Dataset records:
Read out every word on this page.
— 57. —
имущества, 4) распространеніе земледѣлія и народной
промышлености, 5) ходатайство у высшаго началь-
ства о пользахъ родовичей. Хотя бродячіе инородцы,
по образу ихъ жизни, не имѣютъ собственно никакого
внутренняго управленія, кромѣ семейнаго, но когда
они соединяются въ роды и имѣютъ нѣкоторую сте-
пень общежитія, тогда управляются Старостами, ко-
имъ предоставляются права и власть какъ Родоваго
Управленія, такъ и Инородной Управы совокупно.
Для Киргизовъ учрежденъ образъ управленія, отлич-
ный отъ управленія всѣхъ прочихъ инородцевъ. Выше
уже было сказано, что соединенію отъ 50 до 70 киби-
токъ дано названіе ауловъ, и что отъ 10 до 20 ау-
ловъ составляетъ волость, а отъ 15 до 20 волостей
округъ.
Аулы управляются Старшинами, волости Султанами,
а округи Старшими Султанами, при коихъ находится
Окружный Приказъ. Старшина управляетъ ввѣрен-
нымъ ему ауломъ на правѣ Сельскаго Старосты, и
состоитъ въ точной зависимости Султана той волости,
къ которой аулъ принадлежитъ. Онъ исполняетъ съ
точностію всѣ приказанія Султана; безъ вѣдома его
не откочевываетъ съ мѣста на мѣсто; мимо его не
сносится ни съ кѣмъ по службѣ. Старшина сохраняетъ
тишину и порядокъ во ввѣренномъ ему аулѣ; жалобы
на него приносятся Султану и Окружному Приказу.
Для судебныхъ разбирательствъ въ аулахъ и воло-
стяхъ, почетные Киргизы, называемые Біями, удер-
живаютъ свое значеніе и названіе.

Instruction: Can you reproduce all the material exactly?

Written response:
Read out every word on this page.
— 57. —
имущества, 4) распространеніе земледѣлія и народной
промышлености, 5) ходатайство у высшаго началь-
ства о пользахъ родовичей. Хотя бродячіе инородцы,
по образу ихъ жизни, не имѣютъ собственно никакого
внутренняго управленія, кромѣ семейнаго, но когда
они соединяются въ роды и имѣютъ нѣкоторую сте-
пень общежитія, тогда управляются Старостами, ко-
имъ предоставляются права и власть какъ Родоваго
Управленія, такъ и Инородной Управы совокупно.
Для Киргизовъ учрежденъ образъ управленія, отлич-
ный отъ управленія всѣхъ прочихъ инородцевъ. Выше
уже было сказано, что соединенію отъ 50 до 70 киби-
токъ дано названіе ауловъ, и что отъ 10 до 20 ау-
ловъ составляетъ волость, а отъ 15 до 20 волостей
округъ.
Аулы управляются Старшинами, волости Султанами,
а округи Старшими Султанами, при коихъ находится
Окружный Приказъ. Старшина управляетъ ввѣрен-
нымъ ему ауломъ на правѣ Сельскаго Старосты, и
состоитъ въ точной зависимости Султана той волости,
къ которой аулъ принадлежитъ. Онъ исполняетъ съ
точностію всѣ приказанія Султана; безъ вѣдома его
не откочевываетъ съ мѣста на мѣсто; мимо его не
сносится ни съ кѣмъ по службѣ. Старшина сохраняетъ
тишину и порядокъ во ввѣренномъ ему аулѣ; жалобы
на него приносятся Султану и Окружному Приказу.
Для судебныхъ разбирательствъ въ аулахъ и воло-
стяхъ, почетные Киргизы, называемые Біями, удер-
живаютъ свое значеніе и названіе.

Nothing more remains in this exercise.